*BACAAN*
Lembah Colol, Sesap Riwayat Cerita Kopi Rakyat Manggarai

By National Geographic Indonesia, Selasa, 11 Juli 2023 | 16:10 WIB
(FERI LATIEF)

 

    

Oleh: Feri Latief

     

Nationalgeographic.co.id—Ada keramaian di Lembah Colol, Manggarai Timur, Nusa Tenggara Timur, pada pertengahan Juni silam. Warga menggelar Festival Kopi Colol sebagai upaya memperkuat posisi mereka sebagai salah satu daerah penghasil kopi terbaik di Indonesia.

Pagi hari, hawa dingin masih mengigit. Namun warga Desa Ngkiong Dora, Manggarai Timur, sudah sibuk memetik kopi di kebun masing-masing.

Ngkiong Dora adalah satu dari lima desa penghasil kopi di Lembah Colol. Lainnya yaitu Desa Colol, Ulu Wae, Wejang Mali, dan Rende Nao. Kelima desa ini masuk dalam kesatuan adat Colol.

Pohon kopi sudah lama tumbuh di Colol. Jika ditanya sejak kapan, tidak ada yang mengetahui secara pasti. Menurut ketua adat atau tua teno—dalam bahasa Manggarai—Dominikus Taluk (66 tahun), kopi tumbuh di Lembah Colol yang berada di ketinggian 1.400-1.600 mdpl.

Lalu, Dominikus mengajak untuk mendatangi lokasi pertama ditemukannya tanaman kopi, yang berjarak seratusan meter di belakang Rumah Adat atau Rumah Gendang atau Mbaru Gendang Kampung Biting di Desa Ulu Wae.

Sang Tua Teno berjalan menuju mata air yang bersisian dengan pohon besar berdiameter sekitar tiga meter. Konon nama Desa Ulu Wae berasal dari mata air itu. Ulu berarti kepala, sedang Wae bermakna air, kepala air atau mata air. Dan ini bukan satu-satunya, masih banyak mata air lain di wilayah Colol nan subur.

Di bawah pohon besar—pohon uwu—dan di samping mata air itulah pohon-pohon kopi tumbuh rimbun. Dominikus menunjuk pohon kopi yang tepat berada di tepi mata air. 

(FERI LATIEF)

“Jadi di sini pertama ada satu pohon enau, tapi sekarang tidak ada lagi. Kopi ada di sini satu, di sini satu, di sini satu, dan dua di sebelah sana. Hanya lima pohon, tapi bukan ditanam. Artinya alam yang kasih,” ia menerangkan.

Awalnya, warga tidak tahu jenis pohon yang tumbuh di tepi mata air itu. Lalu, bijinya yang berjatuhan di tanah dibawa oleh warga dan ditunjukkan kepada tetua kampung. Ketika ditanyakan, ternyata tetua kampung pun tidak tahu.

Akhirnya biji kopi itu dibawa ke Reo oleh orang Colol dari suku Ongga yang bernama Babal. Di masa silam, Reo adalah kota dagang di pesisir utara Manggarai Timur yang maju. Agaknya orang-orang di sana yang biasa berdagang bisa memberikan jawaban.

*TUGAS YANG DIKERJAKAN*
**A)** Kutiplah bagian bacaan tentang kopi Colol mulai dari "Pohon kopi sudah" sampai "ketinggian 1.400-1.600 mdpl.".
**B)** Sebutkan semua desa penghasil kopi di Lembah Colol yang disebut dalam bacaan tentang kopi Colol.

*BLOK DATA*
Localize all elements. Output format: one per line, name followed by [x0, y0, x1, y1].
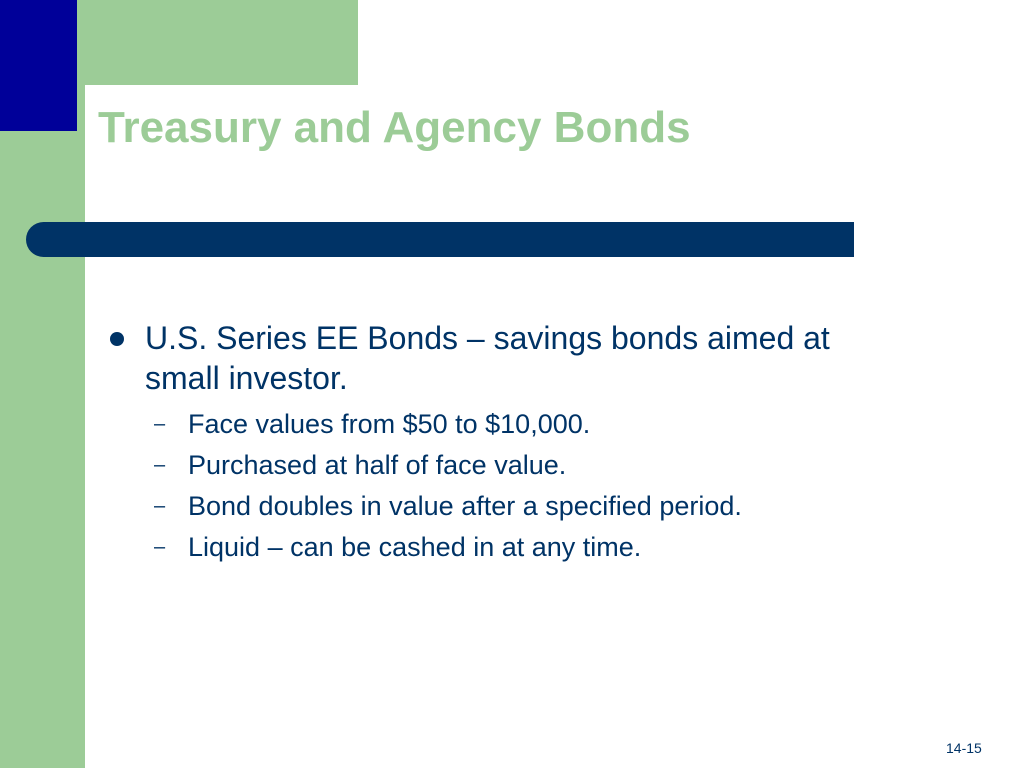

*JAWABAN TUGAS*
**A)**
Pohon kopi sudah lama tumbuh di Colol. Jika ditanya sejak kapan, tidak ada yang mengetahui secara pasti. Menurut ketua adat atau tua teno—dalam bahasa Manggarai—Dominikus Taluk (66 tahun), kopi tumbuh di Lembah Colol yang berada di ketinggian 1.400-1.600 mdpl.

**B)** Ngkiong Dora, Colol, Ulu Wae, Wejang Mali, dan Rende Nao.